PROBLEM
Retype everything in the listing, leaving each line exactly as it is.

RECORDS SUPPLIED
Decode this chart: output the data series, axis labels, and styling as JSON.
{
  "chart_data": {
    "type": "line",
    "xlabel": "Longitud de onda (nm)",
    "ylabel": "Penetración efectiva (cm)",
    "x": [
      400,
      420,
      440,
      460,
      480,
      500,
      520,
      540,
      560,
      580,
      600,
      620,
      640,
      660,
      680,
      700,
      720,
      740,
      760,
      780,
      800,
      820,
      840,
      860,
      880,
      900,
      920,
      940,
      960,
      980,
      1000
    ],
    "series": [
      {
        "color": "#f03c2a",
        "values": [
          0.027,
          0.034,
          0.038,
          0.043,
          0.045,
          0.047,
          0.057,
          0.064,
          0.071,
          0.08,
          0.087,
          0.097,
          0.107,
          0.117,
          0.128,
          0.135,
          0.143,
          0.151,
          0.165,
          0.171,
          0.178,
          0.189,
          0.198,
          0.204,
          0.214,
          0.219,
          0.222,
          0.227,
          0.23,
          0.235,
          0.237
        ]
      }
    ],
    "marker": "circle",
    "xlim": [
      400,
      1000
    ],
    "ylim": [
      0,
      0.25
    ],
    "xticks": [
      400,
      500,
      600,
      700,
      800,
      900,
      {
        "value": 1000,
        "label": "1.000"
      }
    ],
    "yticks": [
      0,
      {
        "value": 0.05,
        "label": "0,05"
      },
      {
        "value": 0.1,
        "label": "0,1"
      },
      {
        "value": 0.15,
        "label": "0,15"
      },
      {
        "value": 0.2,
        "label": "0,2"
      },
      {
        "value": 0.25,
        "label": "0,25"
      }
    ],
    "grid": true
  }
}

EXERCISE SOLUTION
Decode this chart: output the data series, axis labels, and styling as JSON.
{
  "chart_data": {
    "type": "line",
    "xlabel": "Longitud de onda (nm)",
    "ylabel": "Penetración efectiva (cm)",
    "x": [
      400,
      420,
      440,
      460,
      480,
      500,
      520,
      540,
      560,
      580,
      600,
      620,
      640,
      660,
      680,
      700,
      720,
      740,
      760,
      780,
      800,
      820,
      840,
      860,
      880,
      900,
      920,
      940,
      960,
      980,
      1000
    ],
    "series": [
      {
        "color": "#f03c2a",
        "values": [
          0.027,
          0.034,
          0.038,
          0.043,
          0.045,
          0.047,
          0.057,
          0.064,
          0.071,
          0.08,
          0.087,
          0.097,
          0.107,
          0.117,
          0.128,
          0.135,
          0.143,
          0.151,
          0.165,
          0.171,
          0.178,
          0.189,
          0.198,
          0.204,
          0.214,
          0.219,
          0.222,
          0.227,
          0.23,
          0.235,
          0.237
        ]
      }
    ],
    "marker": "circle",
    "xlim": [
      400,
      1000
    ],
    "ylim": [
      0,
      0.25
    ],
    "xticks": [
      400,
      500,
      600,
      700,
      800,
      900,
      {
        "value": 1000,
        "label": "1.000"
      }
    ],
    "yticks": [
      0,
      {
        "value": 0.05,
        "label": "0,05"
      },
      {
        "value": 0.1,
        "label": "0,1"
      },
      {
        "value": 0.15,
        "label": "0,15"
      },
      {
        "value": 0.2,
        "label": "0,2"
      },
      {
        "value": 0.25,
        "label": "0,25"
      }
    ],
    "grid": true
  }
}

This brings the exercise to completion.